_Goal of the exercise:_
Determine the number of lines containing the word "analysis", and state that figure alone.
____________________
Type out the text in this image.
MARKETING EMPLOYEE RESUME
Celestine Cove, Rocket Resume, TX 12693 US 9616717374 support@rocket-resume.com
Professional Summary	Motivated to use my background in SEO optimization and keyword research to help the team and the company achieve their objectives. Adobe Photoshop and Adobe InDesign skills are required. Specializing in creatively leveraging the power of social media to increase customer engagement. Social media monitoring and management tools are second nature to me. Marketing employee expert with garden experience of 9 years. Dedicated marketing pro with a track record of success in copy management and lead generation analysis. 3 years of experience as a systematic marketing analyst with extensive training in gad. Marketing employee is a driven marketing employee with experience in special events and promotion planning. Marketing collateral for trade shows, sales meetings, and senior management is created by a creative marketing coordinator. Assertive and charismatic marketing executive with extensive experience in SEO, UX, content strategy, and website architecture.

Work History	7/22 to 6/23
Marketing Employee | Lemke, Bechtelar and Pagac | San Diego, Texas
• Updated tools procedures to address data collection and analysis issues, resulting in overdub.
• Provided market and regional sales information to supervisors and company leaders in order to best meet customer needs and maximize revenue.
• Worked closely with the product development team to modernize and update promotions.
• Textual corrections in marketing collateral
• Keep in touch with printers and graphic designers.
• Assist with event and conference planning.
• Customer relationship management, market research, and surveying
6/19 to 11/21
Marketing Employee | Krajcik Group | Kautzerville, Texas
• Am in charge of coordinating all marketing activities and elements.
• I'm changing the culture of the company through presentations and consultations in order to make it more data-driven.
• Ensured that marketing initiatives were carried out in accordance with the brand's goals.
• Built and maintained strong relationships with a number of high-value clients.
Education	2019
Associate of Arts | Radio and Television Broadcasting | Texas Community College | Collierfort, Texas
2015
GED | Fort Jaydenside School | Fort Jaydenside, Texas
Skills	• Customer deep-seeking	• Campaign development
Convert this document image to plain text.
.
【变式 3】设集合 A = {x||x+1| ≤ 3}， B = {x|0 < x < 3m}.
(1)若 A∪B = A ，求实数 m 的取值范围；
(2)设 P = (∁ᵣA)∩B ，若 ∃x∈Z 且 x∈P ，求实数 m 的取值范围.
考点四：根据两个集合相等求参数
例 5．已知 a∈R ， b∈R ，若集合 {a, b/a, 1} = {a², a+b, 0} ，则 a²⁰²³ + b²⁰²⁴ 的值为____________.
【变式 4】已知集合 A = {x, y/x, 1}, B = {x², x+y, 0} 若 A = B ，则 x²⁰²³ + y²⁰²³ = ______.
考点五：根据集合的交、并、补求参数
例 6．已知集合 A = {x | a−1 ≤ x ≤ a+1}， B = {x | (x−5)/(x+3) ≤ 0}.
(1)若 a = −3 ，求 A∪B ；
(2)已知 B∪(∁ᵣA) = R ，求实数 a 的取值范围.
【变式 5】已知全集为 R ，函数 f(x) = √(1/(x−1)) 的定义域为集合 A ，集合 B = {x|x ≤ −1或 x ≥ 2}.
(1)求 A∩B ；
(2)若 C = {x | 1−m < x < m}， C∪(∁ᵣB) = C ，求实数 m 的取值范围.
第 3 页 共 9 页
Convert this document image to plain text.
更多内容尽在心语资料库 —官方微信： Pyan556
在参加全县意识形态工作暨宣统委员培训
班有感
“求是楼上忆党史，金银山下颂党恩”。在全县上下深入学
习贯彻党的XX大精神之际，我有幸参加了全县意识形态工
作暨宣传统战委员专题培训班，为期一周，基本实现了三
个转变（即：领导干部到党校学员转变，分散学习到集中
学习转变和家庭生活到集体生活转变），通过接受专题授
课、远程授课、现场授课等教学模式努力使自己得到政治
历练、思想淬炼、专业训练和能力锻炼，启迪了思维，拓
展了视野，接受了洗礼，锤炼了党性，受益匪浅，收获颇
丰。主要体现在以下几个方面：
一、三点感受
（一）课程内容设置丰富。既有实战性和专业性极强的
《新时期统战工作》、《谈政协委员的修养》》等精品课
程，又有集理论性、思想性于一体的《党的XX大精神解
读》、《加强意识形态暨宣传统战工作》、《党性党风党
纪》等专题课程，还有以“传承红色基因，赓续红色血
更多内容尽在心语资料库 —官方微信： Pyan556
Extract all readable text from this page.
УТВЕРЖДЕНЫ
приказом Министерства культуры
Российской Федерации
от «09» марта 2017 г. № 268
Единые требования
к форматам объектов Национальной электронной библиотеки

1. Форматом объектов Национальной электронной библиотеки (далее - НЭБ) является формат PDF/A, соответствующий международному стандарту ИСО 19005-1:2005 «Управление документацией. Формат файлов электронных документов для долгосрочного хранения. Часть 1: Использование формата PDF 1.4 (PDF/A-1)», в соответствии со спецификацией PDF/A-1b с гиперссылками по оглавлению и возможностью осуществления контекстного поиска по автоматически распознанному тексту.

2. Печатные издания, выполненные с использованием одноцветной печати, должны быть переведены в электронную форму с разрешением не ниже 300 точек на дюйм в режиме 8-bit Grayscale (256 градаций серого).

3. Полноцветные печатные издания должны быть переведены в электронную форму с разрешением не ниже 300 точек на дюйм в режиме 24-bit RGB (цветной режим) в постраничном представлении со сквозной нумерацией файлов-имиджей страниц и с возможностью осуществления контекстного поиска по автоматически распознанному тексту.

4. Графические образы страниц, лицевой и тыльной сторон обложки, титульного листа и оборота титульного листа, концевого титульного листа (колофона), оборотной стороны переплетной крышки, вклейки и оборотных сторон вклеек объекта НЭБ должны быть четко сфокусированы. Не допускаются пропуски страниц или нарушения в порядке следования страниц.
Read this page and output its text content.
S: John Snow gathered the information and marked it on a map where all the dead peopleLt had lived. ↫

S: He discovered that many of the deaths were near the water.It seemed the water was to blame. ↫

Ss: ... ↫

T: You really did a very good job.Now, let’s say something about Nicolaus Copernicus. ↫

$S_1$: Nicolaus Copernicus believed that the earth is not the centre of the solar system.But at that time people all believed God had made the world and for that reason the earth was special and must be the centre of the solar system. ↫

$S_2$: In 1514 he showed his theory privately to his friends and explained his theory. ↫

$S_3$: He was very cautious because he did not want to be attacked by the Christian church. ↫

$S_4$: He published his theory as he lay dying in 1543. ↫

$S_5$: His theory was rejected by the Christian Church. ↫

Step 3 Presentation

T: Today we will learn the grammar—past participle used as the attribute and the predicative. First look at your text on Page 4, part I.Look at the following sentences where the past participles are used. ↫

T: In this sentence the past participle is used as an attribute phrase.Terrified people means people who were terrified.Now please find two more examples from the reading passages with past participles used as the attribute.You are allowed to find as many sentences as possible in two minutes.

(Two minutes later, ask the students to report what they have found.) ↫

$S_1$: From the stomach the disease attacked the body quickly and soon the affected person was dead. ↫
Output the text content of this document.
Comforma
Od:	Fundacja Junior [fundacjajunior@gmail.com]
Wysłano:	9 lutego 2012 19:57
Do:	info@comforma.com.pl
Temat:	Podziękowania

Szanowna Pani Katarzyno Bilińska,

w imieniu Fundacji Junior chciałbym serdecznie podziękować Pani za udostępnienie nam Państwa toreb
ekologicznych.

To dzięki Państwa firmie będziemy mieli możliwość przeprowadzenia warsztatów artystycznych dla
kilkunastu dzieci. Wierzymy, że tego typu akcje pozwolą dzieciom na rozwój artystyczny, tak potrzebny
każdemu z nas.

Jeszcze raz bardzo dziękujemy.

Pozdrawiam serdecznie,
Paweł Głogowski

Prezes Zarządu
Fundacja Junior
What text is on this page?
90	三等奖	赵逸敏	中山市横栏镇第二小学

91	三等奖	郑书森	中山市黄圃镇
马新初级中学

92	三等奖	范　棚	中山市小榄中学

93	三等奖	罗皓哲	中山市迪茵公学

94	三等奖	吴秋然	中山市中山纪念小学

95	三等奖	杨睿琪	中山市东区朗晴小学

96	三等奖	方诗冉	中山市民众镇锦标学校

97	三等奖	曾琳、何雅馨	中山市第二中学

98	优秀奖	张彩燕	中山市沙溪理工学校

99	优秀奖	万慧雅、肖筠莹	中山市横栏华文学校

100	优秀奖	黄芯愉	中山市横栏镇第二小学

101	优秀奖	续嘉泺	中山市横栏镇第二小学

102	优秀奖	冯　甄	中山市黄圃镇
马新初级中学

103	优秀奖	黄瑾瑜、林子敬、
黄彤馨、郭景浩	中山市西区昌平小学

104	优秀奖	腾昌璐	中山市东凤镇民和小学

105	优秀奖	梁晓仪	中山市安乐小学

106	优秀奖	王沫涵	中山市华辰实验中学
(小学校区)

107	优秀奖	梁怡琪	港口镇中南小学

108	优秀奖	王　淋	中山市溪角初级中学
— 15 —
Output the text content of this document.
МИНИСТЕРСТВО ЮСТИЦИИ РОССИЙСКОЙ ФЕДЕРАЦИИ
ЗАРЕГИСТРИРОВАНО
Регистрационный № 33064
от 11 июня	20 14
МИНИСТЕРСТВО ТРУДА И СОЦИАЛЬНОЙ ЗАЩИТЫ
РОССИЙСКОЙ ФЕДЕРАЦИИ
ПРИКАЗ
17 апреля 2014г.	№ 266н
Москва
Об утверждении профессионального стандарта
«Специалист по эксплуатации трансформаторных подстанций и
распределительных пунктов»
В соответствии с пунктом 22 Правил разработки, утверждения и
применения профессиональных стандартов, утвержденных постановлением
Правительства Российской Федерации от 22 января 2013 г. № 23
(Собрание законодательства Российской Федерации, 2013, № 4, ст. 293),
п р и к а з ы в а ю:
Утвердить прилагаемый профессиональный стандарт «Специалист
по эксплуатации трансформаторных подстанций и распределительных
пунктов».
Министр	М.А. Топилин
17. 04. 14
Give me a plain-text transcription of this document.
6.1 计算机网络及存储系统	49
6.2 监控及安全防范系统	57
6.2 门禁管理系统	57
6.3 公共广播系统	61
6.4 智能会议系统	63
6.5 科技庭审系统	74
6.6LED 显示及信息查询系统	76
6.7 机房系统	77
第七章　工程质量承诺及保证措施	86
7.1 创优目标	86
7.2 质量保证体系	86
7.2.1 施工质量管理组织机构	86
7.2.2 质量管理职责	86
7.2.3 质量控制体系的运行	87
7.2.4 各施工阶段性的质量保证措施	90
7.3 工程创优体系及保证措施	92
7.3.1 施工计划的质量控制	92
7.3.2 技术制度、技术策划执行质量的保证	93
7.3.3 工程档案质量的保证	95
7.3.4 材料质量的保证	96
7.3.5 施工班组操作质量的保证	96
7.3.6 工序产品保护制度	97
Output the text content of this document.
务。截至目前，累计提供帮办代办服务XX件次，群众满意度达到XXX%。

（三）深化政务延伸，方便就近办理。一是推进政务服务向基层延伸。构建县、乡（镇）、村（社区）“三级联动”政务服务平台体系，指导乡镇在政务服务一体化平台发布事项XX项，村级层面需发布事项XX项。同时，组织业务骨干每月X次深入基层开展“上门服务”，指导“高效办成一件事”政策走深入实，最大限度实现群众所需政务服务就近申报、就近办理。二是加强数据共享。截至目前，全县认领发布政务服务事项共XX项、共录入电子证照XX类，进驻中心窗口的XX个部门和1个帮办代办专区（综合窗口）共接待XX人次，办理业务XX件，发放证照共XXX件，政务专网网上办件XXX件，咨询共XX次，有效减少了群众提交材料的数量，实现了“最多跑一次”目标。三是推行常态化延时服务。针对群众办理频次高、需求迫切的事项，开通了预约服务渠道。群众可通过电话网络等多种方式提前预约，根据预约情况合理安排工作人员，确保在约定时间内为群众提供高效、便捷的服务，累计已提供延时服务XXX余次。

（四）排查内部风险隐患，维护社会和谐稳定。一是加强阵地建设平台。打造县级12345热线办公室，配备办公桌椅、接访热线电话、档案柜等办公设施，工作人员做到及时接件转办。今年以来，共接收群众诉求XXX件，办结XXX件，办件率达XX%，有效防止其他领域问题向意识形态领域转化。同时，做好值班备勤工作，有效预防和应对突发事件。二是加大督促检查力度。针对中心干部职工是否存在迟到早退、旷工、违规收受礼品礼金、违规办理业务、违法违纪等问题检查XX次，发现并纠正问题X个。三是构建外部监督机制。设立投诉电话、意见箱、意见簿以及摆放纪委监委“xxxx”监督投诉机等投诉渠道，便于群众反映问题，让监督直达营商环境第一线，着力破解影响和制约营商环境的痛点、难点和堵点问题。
____________________
_Exercise answer:_
2